> [WHAT IS ASKED]: Repeat the stretch of the undo-stack email below from "I don't know" through "close the app.", word for word.

I don't know if this was the issue that Steven was asking about, but I've been 
wondering if there is a recommended way to persist the undo stack so that it's 
still available if you restart the app, or close and re-open the document. It's 
always bothered me that there is this great mechanism for handling undo, but 
that all the history is thrown away when you close the app.

-- Doug

On 24 Mar 2012, at 01:04, Graham Cox wrote:

> You can read and write to the Application Support folder.
> 
> But FILES in an Undo stack? That makes little sense to me.
> 
> If you want to undo changes to a file, store the changes or the command that 
> will cause the changes in the undo stack. If you are changing the 
> organisation of files on disc then save a description of that organisation in 
> the undo stack. You may want to read up on the way Cocoa utilises Undo, 
> because it sounds like you might not have a good grasp on it.
> 
> Even if you need to store very large objects in the undo stack, unless you 
> can prove it's a serious problem, just let the memory get paged to disk VM 
> naturally. It's rare that users need to undo a very long history, so even if 
> the older history is paged out, the chances are the user will never know.

> [SUPPLIED RECORDS]:
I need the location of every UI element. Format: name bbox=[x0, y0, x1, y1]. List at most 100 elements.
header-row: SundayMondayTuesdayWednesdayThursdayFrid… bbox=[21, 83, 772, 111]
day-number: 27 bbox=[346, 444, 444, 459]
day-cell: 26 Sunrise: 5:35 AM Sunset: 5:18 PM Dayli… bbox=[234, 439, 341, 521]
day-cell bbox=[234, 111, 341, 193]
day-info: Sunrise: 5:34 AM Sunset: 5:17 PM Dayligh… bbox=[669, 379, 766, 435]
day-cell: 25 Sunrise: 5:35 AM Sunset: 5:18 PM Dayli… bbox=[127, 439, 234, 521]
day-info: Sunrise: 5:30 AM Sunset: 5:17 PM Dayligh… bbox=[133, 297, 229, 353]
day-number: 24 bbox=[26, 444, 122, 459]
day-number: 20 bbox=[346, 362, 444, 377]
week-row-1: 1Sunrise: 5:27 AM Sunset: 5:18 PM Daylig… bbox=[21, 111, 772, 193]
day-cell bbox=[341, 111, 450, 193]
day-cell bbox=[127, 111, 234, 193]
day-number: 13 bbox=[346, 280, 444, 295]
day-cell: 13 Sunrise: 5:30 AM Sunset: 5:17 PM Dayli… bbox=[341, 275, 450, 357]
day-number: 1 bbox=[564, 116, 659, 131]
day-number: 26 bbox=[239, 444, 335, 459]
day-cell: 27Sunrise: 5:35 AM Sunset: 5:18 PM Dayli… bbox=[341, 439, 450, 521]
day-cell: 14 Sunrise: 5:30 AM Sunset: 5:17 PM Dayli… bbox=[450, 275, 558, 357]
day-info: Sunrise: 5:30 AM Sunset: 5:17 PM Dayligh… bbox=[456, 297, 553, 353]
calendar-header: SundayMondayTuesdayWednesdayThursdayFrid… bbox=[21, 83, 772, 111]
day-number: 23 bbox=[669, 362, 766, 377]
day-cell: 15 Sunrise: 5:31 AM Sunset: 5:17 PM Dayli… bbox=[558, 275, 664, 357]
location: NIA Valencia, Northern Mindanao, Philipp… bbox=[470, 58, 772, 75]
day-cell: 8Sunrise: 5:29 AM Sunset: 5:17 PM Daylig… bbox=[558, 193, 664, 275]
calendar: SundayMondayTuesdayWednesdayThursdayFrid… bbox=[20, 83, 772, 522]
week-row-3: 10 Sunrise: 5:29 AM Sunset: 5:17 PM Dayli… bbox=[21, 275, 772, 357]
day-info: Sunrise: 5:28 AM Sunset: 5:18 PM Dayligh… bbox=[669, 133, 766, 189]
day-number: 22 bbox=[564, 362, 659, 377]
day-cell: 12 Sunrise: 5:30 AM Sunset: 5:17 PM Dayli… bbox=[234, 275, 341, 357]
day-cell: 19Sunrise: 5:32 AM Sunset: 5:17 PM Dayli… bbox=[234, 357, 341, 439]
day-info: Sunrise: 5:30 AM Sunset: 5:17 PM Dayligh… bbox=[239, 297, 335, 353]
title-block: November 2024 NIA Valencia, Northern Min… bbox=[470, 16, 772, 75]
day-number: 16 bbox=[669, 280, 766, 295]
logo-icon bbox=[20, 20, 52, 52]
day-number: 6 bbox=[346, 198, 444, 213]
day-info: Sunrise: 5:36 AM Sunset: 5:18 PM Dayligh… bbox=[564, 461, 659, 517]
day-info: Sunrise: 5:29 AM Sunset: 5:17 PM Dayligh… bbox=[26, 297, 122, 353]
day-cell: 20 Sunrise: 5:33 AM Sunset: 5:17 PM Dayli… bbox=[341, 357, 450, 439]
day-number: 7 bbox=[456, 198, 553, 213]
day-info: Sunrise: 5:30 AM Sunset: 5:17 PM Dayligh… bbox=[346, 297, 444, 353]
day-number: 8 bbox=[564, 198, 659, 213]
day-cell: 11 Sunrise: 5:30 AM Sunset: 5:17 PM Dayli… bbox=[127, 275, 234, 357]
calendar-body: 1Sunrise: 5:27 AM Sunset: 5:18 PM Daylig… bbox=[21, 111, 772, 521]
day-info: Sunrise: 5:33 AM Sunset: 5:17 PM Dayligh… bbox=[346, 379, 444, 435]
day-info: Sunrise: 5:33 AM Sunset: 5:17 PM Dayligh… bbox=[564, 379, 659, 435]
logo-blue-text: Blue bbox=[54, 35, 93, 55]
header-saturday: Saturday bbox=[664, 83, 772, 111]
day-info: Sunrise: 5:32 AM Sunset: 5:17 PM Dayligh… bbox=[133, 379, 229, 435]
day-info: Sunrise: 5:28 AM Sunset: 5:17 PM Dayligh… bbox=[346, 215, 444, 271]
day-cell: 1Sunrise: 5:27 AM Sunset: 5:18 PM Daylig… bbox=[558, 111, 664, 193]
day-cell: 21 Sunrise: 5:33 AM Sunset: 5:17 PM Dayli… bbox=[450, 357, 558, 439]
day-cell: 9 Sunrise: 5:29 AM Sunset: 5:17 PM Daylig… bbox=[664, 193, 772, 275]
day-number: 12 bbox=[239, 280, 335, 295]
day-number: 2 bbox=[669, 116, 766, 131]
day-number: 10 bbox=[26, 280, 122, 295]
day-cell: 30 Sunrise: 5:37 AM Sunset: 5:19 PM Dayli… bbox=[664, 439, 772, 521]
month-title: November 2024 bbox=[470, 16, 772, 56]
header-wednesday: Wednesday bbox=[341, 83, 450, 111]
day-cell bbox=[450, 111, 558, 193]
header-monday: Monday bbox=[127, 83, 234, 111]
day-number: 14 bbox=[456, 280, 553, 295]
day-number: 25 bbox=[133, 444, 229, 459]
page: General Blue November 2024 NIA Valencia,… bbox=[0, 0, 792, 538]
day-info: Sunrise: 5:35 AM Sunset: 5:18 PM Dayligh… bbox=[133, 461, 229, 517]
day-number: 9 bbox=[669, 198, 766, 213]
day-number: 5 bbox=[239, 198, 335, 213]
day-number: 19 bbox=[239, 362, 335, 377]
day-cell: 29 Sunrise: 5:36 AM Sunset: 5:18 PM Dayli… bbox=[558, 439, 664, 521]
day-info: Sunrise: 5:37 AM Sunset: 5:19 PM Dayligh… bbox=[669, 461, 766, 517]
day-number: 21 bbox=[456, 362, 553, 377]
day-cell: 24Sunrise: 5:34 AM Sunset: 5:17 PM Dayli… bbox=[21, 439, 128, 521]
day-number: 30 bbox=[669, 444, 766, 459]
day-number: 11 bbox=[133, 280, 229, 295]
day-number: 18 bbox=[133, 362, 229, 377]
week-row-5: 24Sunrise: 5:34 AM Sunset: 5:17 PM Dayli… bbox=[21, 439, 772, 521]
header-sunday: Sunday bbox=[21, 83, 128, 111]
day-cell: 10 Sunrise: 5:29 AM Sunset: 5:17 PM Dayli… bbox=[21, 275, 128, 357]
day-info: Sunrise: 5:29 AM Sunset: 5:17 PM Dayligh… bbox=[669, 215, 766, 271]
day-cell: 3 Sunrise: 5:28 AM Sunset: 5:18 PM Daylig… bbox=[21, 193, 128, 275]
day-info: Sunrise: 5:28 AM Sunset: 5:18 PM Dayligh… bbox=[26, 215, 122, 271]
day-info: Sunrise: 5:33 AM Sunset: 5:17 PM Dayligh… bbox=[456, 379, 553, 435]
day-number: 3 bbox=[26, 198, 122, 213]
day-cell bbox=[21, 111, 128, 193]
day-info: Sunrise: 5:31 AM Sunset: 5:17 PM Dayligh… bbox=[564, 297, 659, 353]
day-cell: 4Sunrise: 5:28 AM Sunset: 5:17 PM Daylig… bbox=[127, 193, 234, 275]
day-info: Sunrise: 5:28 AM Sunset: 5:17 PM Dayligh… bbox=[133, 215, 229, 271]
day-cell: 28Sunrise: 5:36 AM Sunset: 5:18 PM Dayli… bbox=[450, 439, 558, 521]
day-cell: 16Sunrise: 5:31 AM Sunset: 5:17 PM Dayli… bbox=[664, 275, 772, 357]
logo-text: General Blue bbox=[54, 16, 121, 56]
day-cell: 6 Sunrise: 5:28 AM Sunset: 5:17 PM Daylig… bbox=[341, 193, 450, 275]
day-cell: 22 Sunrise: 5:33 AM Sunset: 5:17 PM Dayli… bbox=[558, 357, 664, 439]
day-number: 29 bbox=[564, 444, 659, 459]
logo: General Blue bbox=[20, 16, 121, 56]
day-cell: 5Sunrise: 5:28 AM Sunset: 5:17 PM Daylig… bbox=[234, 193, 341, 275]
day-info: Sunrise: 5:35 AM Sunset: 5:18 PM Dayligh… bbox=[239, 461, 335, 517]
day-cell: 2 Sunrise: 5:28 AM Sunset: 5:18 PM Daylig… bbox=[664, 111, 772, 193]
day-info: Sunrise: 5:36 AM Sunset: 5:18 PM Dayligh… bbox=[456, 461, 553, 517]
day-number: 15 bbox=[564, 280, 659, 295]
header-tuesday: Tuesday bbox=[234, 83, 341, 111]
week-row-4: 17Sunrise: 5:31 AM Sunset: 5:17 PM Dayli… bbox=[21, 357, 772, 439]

> [PROBLEM SOLUTION]:
I don't know if this was the issue that Steven was asking about, but I've been 
wondering if there is a recommended way to persist the undo stack so that it's 
still available if you restart the app, or close and re-open the document. It's 
always bothered me that there is this great mechanism for handling undo, but 
that all the history is thrown away when you close the app.